** Start of DATA FOR THE TASK **

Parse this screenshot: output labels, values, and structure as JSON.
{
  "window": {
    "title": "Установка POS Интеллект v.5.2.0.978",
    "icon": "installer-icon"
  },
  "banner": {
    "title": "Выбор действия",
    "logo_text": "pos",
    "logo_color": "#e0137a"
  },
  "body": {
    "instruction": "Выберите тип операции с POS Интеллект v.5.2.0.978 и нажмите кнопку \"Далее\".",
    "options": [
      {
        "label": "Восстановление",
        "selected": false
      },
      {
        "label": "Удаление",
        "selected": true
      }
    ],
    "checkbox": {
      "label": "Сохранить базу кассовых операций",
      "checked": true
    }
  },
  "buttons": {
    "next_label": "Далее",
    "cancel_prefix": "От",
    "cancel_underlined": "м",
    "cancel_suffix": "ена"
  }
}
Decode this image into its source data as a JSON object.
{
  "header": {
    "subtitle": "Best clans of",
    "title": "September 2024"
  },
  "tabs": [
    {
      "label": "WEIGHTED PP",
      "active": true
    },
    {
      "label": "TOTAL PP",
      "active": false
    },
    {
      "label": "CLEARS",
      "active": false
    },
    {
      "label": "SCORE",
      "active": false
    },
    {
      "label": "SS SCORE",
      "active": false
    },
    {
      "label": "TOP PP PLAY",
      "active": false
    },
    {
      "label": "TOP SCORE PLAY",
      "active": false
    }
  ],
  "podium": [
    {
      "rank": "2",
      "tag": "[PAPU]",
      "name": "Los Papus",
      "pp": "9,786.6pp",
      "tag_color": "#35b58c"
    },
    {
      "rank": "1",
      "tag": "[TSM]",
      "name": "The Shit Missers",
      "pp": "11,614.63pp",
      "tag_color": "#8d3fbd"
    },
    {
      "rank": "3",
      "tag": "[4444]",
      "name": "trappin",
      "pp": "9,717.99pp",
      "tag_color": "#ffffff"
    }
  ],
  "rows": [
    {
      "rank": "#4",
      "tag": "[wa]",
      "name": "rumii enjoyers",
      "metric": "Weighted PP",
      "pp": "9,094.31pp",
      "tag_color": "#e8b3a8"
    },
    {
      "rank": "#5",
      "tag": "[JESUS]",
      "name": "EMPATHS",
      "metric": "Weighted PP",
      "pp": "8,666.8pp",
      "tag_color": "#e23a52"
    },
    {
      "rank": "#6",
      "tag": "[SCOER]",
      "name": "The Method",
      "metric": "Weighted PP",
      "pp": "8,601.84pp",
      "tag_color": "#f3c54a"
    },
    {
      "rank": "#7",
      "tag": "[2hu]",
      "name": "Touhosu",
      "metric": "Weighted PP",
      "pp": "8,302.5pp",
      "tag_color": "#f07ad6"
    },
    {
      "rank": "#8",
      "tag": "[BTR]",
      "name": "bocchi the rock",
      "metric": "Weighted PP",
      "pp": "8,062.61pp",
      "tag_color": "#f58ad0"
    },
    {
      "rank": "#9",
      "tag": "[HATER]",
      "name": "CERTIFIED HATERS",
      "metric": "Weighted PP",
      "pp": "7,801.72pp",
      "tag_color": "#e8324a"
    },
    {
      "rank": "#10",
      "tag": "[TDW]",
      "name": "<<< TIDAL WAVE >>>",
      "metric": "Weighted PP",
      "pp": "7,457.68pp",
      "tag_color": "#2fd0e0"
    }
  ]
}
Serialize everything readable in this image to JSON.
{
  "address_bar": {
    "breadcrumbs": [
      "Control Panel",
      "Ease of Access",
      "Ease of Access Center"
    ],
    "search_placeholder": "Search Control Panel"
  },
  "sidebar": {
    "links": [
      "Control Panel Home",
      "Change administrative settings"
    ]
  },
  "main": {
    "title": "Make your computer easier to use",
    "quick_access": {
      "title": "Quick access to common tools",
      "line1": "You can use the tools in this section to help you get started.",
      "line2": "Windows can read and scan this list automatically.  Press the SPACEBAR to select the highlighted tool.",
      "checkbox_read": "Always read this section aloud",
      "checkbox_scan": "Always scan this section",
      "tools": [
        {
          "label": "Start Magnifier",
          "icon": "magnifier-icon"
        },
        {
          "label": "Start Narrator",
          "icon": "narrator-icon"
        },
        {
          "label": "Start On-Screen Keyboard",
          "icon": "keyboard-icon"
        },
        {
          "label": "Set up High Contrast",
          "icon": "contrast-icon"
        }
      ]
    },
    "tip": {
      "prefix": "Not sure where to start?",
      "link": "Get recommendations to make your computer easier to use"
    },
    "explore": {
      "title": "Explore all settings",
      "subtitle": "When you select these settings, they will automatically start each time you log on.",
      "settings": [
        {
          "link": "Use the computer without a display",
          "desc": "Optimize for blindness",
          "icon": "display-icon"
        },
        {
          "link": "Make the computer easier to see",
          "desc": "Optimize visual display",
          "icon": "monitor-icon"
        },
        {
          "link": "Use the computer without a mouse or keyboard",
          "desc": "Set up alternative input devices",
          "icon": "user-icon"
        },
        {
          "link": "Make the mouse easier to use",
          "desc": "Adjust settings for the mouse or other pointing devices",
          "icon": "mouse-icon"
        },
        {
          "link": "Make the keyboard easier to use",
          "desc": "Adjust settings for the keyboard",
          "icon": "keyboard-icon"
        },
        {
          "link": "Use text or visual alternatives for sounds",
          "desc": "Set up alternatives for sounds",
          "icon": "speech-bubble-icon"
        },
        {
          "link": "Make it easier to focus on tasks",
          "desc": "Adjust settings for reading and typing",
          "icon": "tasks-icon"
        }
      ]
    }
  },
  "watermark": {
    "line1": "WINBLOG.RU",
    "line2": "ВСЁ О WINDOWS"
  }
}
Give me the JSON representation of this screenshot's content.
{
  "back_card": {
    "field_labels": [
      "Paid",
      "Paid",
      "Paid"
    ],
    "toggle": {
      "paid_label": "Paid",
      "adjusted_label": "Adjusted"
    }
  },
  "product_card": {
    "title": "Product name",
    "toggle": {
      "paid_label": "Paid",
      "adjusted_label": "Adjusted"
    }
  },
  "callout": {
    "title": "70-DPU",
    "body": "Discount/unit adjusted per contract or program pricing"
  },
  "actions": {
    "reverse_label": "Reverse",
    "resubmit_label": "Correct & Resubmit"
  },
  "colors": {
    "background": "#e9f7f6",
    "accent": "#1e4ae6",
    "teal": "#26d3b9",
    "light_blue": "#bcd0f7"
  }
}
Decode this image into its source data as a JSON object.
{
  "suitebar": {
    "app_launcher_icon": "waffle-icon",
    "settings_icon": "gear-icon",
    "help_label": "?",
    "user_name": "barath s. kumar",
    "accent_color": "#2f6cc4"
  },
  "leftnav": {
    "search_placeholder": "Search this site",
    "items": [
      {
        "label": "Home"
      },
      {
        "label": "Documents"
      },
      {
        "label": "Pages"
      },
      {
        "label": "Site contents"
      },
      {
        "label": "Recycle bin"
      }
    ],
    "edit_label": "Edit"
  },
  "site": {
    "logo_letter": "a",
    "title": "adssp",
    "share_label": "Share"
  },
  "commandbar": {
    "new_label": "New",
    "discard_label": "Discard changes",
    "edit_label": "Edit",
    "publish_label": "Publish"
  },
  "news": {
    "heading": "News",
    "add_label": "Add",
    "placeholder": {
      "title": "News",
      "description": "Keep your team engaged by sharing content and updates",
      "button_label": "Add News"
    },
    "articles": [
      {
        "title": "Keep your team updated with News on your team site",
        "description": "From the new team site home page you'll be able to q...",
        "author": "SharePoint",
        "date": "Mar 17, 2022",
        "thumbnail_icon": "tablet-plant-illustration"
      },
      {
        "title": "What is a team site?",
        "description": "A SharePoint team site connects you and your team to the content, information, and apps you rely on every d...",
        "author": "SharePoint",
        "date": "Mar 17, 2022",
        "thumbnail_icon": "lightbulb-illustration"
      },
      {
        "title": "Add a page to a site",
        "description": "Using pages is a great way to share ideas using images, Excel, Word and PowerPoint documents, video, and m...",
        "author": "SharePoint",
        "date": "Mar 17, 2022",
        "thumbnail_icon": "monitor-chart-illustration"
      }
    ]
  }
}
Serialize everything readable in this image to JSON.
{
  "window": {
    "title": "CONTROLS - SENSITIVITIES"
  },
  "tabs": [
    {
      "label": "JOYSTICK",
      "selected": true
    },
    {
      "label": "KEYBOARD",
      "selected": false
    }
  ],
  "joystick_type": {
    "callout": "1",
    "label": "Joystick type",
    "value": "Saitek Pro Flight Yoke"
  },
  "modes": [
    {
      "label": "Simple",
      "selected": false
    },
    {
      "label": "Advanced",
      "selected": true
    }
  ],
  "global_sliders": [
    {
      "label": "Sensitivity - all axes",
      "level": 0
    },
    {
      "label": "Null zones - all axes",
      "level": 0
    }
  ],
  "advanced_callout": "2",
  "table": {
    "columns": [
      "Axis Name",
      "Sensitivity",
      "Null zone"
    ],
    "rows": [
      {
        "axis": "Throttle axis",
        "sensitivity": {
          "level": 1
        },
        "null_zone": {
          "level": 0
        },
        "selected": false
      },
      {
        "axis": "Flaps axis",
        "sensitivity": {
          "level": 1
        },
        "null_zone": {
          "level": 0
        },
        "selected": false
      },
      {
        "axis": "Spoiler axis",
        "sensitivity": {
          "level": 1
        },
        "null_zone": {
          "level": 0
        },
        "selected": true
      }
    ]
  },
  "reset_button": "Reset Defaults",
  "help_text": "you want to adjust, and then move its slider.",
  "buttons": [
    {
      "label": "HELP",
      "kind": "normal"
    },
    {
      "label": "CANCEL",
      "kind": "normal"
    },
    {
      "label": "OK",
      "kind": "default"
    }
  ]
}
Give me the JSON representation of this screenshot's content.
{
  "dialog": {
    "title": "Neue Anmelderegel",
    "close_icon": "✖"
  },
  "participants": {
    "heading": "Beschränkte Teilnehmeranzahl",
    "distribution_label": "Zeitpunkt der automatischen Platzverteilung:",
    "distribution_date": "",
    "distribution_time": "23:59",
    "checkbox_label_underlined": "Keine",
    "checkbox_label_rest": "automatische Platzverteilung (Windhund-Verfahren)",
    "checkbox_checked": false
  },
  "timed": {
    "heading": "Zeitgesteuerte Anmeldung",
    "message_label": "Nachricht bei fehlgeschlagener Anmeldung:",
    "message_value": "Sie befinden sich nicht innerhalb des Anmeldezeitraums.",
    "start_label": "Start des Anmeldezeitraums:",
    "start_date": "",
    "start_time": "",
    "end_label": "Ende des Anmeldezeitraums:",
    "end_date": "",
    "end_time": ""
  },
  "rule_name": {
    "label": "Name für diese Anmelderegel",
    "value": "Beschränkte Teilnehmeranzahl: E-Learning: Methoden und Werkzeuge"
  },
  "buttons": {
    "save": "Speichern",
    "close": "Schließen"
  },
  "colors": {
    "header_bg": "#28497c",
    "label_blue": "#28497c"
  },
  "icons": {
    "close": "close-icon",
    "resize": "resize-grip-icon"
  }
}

** End of DATA FOR THE TASK **

• TASK OBJECTIVE:
Search the records for the word "Anmelderegel", then list every line that has it.

• FINISHED ANSWER:
    "title": "Neue Anmelderegel",
    "label": "Name für diese Anmelderegel",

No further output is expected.